■ Exercise objective
Sift the listing for lines that hold the string "view" and pull them out.
* Begin Exercise inputs *
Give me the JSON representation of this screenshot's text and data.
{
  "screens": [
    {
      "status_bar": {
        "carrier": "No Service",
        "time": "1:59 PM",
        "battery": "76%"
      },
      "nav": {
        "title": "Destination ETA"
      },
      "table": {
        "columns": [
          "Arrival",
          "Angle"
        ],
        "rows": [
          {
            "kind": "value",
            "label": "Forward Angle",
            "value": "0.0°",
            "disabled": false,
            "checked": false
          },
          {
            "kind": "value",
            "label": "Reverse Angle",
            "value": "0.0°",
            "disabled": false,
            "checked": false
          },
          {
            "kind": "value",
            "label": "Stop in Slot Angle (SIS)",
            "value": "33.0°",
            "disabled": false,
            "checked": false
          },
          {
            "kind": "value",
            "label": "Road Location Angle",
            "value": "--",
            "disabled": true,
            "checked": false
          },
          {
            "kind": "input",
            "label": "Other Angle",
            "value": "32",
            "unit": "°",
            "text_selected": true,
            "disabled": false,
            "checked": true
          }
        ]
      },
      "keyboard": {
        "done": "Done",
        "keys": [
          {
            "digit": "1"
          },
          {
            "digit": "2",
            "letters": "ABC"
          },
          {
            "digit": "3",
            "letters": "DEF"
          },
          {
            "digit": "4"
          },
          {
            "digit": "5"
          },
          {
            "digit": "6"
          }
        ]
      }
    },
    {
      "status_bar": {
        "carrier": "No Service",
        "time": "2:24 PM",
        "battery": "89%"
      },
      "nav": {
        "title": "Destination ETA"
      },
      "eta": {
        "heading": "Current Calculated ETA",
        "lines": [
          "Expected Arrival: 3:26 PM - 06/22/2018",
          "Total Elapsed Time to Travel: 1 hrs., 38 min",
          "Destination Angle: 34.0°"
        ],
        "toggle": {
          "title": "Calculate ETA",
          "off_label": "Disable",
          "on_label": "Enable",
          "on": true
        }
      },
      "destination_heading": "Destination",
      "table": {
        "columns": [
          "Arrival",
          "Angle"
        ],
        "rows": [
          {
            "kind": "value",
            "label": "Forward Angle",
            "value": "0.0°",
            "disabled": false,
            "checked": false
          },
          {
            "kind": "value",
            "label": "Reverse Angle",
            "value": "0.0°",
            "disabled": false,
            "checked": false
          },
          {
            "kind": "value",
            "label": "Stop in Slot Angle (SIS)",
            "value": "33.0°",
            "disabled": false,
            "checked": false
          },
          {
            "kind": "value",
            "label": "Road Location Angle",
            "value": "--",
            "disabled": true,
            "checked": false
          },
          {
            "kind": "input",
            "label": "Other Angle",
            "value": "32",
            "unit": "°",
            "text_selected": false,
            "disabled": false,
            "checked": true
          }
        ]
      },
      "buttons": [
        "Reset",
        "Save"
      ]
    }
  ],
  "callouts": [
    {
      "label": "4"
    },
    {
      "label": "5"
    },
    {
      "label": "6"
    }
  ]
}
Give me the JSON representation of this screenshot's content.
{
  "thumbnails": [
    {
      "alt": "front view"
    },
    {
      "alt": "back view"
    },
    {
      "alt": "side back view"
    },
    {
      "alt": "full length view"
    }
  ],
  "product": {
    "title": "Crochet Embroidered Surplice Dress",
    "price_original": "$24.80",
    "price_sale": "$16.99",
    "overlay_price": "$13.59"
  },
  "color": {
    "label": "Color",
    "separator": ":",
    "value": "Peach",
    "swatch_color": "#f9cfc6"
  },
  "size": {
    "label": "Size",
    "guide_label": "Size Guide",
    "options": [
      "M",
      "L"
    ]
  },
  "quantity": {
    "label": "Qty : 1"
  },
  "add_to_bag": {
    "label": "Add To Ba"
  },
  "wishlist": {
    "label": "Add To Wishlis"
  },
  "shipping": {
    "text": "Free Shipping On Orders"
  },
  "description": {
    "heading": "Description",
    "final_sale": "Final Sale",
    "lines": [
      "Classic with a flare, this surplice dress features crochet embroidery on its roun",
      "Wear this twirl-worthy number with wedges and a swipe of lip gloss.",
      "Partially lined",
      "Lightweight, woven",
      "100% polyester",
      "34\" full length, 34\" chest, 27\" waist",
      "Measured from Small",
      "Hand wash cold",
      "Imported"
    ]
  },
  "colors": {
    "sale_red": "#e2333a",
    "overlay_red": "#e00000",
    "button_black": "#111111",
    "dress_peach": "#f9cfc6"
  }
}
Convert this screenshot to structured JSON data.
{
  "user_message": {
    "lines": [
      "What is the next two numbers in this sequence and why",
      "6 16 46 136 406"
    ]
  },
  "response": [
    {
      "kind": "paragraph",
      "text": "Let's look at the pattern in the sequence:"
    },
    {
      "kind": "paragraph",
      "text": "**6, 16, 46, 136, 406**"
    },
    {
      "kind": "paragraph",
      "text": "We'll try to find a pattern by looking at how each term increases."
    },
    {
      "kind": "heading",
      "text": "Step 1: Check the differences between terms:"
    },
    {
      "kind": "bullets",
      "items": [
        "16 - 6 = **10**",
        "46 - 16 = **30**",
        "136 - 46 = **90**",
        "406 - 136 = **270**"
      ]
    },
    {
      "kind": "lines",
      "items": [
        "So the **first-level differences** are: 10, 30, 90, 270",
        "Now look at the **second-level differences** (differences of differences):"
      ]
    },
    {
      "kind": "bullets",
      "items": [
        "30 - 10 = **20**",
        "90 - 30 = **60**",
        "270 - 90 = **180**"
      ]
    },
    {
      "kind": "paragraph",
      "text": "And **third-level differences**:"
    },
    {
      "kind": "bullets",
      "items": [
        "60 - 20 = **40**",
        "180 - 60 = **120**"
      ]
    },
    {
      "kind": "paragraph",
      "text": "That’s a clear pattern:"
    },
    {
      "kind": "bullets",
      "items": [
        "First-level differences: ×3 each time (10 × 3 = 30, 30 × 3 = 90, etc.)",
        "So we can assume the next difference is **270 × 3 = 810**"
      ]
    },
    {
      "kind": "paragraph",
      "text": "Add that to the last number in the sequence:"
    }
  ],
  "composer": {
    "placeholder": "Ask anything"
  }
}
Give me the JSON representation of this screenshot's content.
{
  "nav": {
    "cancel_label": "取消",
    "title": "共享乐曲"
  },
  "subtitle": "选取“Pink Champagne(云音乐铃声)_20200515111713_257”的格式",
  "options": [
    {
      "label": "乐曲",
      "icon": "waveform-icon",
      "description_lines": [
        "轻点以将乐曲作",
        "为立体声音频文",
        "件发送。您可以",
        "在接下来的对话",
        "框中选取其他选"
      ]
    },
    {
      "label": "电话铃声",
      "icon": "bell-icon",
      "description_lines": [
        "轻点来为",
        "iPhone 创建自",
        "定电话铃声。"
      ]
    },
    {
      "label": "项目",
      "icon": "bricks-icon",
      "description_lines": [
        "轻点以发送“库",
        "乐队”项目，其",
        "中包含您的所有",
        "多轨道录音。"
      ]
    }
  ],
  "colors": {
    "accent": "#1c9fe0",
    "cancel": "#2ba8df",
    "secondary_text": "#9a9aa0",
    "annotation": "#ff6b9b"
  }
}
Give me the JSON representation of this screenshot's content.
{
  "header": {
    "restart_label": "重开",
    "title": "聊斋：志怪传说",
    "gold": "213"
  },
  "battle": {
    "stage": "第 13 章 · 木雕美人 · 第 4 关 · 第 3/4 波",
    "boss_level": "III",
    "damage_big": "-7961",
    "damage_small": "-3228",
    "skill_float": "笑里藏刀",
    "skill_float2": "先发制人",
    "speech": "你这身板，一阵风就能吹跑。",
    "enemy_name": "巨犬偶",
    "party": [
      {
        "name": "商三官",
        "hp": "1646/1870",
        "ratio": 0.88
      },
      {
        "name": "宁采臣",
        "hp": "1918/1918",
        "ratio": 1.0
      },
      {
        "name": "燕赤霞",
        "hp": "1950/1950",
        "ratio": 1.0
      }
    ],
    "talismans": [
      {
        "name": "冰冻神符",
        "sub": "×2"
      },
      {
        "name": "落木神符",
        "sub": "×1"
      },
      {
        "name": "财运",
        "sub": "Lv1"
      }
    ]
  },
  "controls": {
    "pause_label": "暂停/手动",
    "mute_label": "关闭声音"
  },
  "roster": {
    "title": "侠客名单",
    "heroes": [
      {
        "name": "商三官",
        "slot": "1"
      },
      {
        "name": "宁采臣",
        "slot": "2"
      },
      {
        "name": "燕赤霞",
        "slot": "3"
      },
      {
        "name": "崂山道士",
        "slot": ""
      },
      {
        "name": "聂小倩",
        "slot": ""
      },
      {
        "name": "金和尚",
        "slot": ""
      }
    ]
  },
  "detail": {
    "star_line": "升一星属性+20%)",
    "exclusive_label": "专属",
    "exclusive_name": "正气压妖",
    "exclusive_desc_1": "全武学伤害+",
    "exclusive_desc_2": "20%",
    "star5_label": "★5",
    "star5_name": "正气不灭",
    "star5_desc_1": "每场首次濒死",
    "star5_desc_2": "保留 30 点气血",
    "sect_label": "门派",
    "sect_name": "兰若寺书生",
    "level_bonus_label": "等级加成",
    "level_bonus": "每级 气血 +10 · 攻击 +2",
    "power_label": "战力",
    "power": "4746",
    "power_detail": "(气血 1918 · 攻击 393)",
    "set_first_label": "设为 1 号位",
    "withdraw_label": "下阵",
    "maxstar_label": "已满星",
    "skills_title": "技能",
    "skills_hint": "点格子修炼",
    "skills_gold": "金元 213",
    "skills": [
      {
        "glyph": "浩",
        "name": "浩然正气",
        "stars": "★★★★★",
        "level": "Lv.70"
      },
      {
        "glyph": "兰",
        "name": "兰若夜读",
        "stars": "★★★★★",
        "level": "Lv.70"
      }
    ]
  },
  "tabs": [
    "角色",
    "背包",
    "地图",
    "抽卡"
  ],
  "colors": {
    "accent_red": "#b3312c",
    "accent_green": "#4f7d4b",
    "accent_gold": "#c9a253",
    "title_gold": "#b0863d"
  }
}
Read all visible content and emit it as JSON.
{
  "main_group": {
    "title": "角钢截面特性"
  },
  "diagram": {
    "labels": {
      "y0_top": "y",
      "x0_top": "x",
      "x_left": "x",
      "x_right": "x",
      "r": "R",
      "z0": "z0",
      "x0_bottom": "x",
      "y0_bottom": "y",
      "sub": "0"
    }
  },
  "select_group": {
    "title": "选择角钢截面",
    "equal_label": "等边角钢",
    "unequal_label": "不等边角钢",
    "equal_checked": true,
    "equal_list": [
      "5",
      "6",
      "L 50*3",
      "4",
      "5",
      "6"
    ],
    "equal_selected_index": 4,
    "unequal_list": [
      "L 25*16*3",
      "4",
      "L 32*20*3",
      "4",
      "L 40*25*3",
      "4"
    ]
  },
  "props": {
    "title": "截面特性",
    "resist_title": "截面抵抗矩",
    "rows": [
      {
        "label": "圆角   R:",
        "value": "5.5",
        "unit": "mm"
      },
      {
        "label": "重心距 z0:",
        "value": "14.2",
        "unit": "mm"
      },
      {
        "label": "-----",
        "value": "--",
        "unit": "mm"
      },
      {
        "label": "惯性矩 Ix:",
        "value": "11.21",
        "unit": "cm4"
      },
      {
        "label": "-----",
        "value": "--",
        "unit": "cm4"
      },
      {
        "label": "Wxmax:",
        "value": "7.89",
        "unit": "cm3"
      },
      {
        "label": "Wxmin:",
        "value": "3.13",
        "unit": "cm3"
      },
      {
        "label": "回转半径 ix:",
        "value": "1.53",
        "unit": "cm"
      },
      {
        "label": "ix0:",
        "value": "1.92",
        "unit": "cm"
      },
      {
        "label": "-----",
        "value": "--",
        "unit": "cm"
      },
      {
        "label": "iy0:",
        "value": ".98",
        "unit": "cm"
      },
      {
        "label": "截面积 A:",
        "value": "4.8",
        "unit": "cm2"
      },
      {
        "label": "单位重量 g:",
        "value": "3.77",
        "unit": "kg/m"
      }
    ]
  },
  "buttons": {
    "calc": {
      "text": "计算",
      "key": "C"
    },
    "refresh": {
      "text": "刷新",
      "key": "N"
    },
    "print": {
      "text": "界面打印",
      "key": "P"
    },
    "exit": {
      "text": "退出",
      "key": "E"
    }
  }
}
* End Exercise inputs *
■ Final answer
      "alt": "front view"
      "alt": "back view"
      "alt": "side back view"
      "alt": "full length view"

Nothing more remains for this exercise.